GIVEN DATA:
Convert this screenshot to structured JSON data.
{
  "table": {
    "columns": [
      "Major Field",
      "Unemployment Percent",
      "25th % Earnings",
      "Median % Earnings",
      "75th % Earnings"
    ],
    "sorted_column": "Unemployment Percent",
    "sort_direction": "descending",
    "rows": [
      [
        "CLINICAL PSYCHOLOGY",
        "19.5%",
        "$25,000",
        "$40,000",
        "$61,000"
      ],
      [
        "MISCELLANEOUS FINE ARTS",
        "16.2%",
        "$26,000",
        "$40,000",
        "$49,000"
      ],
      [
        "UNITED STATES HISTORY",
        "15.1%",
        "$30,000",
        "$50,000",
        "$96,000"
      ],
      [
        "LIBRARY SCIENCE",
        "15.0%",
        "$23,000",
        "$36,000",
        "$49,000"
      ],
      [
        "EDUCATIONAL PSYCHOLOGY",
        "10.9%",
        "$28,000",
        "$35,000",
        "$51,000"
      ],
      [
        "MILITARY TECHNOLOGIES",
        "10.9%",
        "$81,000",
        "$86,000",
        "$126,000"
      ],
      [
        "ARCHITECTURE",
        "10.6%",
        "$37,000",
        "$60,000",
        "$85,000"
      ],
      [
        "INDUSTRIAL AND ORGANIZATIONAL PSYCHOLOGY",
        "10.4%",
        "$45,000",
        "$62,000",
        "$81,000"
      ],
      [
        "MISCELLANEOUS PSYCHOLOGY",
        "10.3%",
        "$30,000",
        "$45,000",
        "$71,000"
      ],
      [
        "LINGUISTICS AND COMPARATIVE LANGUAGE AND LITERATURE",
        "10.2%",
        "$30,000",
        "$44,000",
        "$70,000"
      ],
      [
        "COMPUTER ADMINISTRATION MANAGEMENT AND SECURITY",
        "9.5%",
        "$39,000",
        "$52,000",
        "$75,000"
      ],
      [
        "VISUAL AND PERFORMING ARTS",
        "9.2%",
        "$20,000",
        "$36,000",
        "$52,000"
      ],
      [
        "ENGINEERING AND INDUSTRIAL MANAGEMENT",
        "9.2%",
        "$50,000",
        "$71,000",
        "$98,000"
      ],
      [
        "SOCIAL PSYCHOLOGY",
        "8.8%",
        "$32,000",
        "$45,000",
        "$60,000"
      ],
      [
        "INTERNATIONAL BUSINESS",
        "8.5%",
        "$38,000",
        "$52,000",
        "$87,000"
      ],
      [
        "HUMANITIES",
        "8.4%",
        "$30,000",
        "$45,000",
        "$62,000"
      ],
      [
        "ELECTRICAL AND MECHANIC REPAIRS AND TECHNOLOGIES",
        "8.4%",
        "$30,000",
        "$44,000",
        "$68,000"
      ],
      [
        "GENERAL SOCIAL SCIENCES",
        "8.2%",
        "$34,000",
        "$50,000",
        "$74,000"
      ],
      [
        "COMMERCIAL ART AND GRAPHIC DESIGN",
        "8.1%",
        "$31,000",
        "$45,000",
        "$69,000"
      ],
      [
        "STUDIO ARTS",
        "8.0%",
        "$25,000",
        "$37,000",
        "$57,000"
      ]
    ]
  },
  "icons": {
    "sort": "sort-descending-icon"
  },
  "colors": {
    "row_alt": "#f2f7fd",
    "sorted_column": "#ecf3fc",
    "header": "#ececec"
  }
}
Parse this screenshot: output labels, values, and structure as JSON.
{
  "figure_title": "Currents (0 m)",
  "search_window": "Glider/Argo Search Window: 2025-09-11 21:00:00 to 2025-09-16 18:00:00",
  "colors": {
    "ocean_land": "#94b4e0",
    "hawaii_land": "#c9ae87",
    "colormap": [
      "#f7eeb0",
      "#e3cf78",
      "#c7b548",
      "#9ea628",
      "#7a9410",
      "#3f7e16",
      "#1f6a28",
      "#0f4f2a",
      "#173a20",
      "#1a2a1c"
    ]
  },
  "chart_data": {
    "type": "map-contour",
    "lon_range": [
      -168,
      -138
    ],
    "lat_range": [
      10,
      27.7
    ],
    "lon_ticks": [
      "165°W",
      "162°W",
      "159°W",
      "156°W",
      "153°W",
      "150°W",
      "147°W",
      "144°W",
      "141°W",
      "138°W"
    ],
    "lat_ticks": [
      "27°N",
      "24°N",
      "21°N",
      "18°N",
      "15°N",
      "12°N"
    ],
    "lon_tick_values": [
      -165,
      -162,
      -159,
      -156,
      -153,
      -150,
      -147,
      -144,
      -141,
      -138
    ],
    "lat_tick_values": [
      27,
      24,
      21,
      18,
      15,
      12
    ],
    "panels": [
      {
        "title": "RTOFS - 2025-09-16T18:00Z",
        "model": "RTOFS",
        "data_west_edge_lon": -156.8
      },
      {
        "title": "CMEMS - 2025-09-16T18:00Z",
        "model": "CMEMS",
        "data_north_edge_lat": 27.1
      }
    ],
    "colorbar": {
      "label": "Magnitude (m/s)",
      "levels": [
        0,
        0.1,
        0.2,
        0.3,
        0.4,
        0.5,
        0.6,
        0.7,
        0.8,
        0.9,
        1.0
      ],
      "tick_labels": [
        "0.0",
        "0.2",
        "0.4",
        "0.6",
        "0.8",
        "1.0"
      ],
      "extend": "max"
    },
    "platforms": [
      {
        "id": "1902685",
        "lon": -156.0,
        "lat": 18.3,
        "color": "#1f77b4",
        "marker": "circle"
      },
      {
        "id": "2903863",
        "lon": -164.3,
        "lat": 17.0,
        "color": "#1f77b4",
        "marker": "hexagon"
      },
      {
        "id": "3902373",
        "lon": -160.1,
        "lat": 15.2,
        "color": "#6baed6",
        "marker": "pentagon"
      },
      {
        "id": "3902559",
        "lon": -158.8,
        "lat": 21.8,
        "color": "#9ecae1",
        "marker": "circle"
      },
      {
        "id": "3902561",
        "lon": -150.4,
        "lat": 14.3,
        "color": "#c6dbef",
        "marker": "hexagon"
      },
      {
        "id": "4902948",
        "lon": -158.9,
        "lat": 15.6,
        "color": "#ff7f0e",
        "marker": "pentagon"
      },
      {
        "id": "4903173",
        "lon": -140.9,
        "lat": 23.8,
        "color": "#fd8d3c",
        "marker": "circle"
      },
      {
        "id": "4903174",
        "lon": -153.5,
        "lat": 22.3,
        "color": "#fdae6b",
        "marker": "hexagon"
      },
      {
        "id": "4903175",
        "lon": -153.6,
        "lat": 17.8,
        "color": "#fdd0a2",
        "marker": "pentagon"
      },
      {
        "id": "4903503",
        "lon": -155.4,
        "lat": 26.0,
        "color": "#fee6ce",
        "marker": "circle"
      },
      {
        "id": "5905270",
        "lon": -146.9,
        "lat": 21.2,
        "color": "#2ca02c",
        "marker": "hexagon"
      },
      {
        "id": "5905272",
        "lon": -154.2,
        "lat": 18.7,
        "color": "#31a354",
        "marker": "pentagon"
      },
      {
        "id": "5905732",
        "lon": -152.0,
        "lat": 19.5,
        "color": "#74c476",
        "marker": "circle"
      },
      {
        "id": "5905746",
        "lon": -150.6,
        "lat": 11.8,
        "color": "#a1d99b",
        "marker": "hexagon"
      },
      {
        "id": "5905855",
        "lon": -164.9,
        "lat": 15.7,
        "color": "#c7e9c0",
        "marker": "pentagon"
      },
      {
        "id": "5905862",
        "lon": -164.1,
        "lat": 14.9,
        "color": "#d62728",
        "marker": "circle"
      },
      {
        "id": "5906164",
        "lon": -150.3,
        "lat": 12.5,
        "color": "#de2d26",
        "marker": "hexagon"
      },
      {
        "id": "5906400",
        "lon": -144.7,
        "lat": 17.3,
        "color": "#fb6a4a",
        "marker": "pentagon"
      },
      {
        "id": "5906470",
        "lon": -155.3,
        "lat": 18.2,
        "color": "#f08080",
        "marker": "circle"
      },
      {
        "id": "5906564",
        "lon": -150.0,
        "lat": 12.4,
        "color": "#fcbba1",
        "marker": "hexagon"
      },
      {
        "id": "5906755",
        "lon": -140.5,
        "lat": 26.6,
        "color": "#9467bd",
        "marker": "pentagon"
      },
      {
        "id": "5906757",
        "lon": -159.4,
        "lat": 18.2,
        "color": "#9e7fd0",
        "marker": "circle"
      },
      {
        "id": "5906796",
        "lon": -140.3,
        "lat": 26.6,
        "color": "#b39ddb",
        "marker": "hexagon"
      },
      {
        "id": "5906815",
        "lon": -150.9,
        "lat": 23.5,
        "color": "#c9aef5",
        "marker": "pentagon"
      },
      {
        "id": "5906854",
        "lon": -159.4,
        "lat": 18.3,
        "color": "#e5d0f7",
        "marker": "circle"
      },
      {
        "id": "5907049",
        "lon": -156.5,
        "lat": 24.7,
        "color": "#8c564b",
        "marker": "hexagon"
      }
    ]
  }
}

PROBLEM: Tally up the lines holding the word "TECHNOLOGIES" in the data above, and answer with that figure only.

SOLUTION FOR THIS EXERCISE: 2